start INFORMATION GIVEN

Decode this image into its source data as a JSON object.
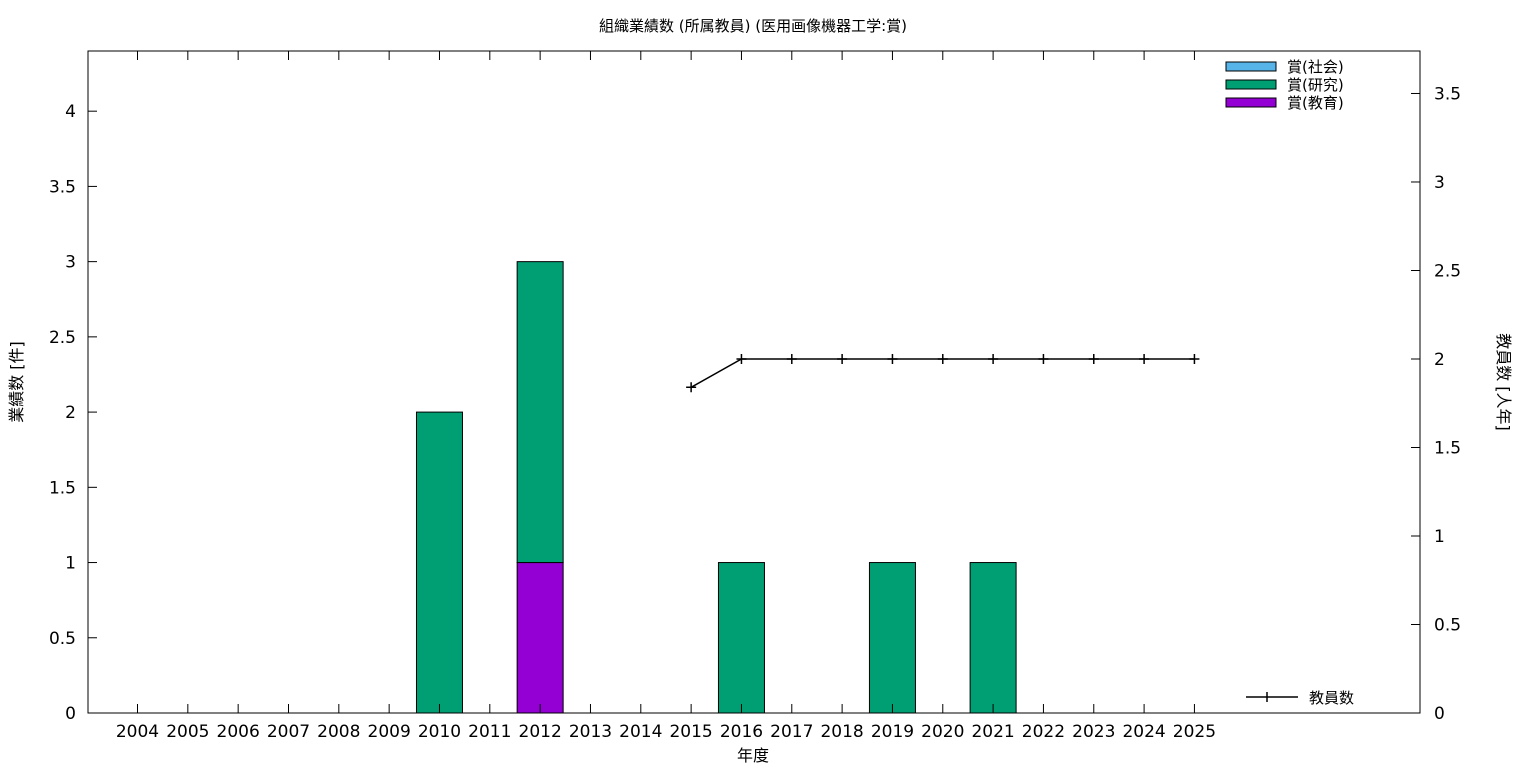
{
  "chart_data": {
    "type": "bar",
    "stacked": true,
    "title": "組織業績数 (所属教員) (医用画像機器工学:賞)",
    "xlabel": "年度",
    "ylabel": "業績数 [件]",
    "y2label": "教員数 [人年]",
    "categories": [
      "2004",
      "2005",
      "2006",
      "2007",
      "2008",
      "2009",
      "2010",
      "2011",
      "2012",
      "2013",
      "2014",
      "2015",
      "2016",
      "2017",
      "2018",
      "2019",
      "2020",
      "2021",
      "2022",
      "2023",
      "2024",
      "2025"
    ],
    "ylim": [
      0,
      4.4
    ],
    "yticks": [
      "0",
      "0.5",
      "1",
      "1.5",
      "2",
      "2.5",
      "3",
      "3.5",
      "4"
    ],
    "y2lim": [
      0,
      3.74
    ],
    "y2ticks": [
      "0",
      "0.5",
      "1",
      "1.5",
      "2",
      "2.5",
      "3",
      "3.5"
    ],
    "series": [
      {
        "name": "賞(教育)",
        "color": "#9400d3",
        "values": [
          0,
          0,
          0,
          0,
          0,
          0,
          0,
          0,
          1,
          0,
          0,
          0,
          0,
          0,
          0,
          0,
          0,
          0,
          0,
          0,
          0,
          0
        ]
      },
      {
        "name": "賞(研究)",
        "color": "#009e73",
        "values": [
          0,
          0,
          0,
          0,
          0,
          0,
          2,
          0,
          2,
          0,
          0,
          0,
          1,
          0,
          0,
          1,
          0,
          1,
          0,
          0,
          0,
          0
        ]
      },
      {
        "name": "賞(社会)",
        "color": "#56b4e9",
        "values": [
          0,
          0,
          0,
          0,
          0,
          0,
          0,
          0,
          0,
          0,
          0,
          0,
          0,
          0,
          0,
          0,
          0,
          0,
          0,
          0,
          0,
          0
        ]
      }
    ],
    "legend_order": [
      "賞(社会)",
      "賞(研究)",
      "賞(教育)"
    ],
    "legend_position": "top-right",
    "line_series": {
      "name": "教員数",
      "color": "#000000",
      "axis": "y2",
      "x": [
        "2015",
        "2016",
        "2017",
        "2018",
        "2019",
        "2020",
        "2021",
        "2022",
        "2023",
        "2024",
        "2025"
      ],
      "values": [
        1.84,
        2,
        2,
        2,
        2,
        2,
        2,
        2,
        2,
        2,
        2
      ]
    },
    "line_legend_position": "bottom-right",
    "grid": false
  }
}
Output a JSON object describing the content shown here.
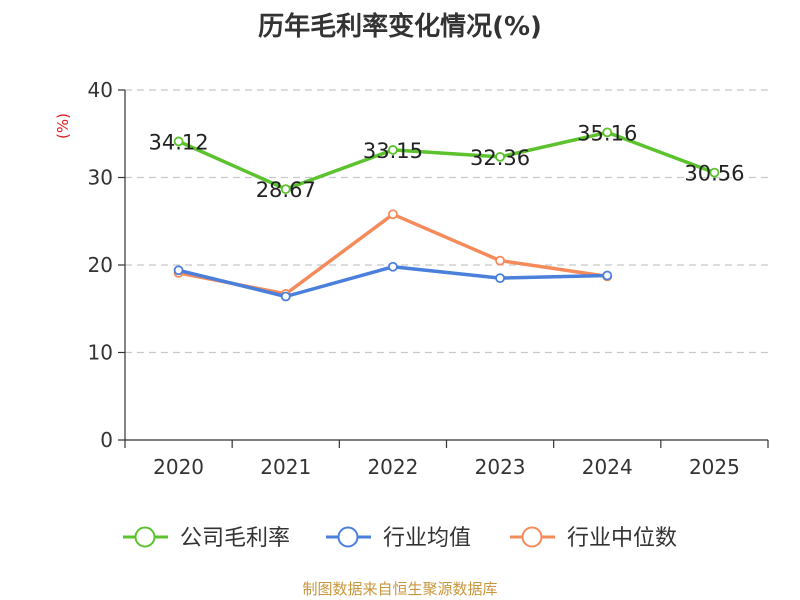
{
  "chart_data": {
    "type": "line",
    "title": "历年毛利率变化情况(%)",
    "ylabel": "(%)",
    "xlabel": "",
    "categories": [
      "2020",
      "2021",
      "2022",
      "2023",
      "2024",
      "2025"
    ],
    "ylim": [
      0,
      40
    ],
    "yticks": [
      0,
      10,
      20,
      30,
      40
    ],
    "grid": true,
    "legend": "bottom",
    "series": [
      {
        "name": "公司毛利率",
        "color": "#5cc22e",
        "values": [
          34.12,
          28.67,
          33.15,
          32.36,
          35.16,
          30.56
        ],
        "labels": [
          "34.12",
          "28.67",
          "33.15",
          "32.36",
          "35.16",
          "30.56"
        ]
      },
      {
        "name": "行业均值",
        "color": "#4a7fdc",
        "values": [
          19.4,
          16.4,
          19.8,
          18.5,
          18.8,
          null
        ]
      },
      {
        "name": "行业中位数",
        "color": "#f58b5a",
        "values": [
          19.1,
          16.7,
          25.8,
          20.5,
          18.7,
          null
        ]
      }
    ]
  },
  "footer": {
    "source": "制图数据来自恒生聚源数据库"
  }
}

end INFORMATION GIVEN

• _WHAT THE TASK ASKS_: Reproduce precisely the lines of the listing above, from the line containing "Output a JSON" to the last line, both ends included. Pictures are to be omitted.

• _OUTPUT OF THE TASK_:
Output a JSON object describing the content shown here.
{
  "chart_data": {
    "type": "line",
    "title": "历年毛利率变化情况(%)",
    "ylabel": "(%)",
    "xlabel": "",
    "categories": [
      "2020",
      "2021",
      "2022",
      "2023",
      "2024",
      "2025"
    ],
    "ylim": [
      0,
      40
    ],
    "yticks": [
      0,
      10,
      20,
      30,
      40
    ],
    "grid": true,
    "legend": "bottom",
    "series": [
      {
        "name": "公司毛利率",
        "color": "#5cc22e",
        "values": [
          34.12,
          28.67,
          33.15,
          32.36,
          35.16,
          30.56
        ],
        "labels": [
          "34.12",
          "28.67",
          "33.15",
          "32.36",
          "35.16",
          "30.56"
        ]
      },
      {
        "name": "行业均值",
        "color": "#4a7fdc",
        "values": [
          19.4,
          16.4,
          19.8,
          18.5,
          18.8,
          null
        ]
      },
      {
        "name": "行业中位数",
        "color": "#f58b5a",
        "values": [
          19.1,
          16.7,
          25.8,
          20.5,
          18.7,
          null
        ]
      }
    ]
  },
  "footer": {
    "source": "制图数据来自恒生聚源数据库"
  }
}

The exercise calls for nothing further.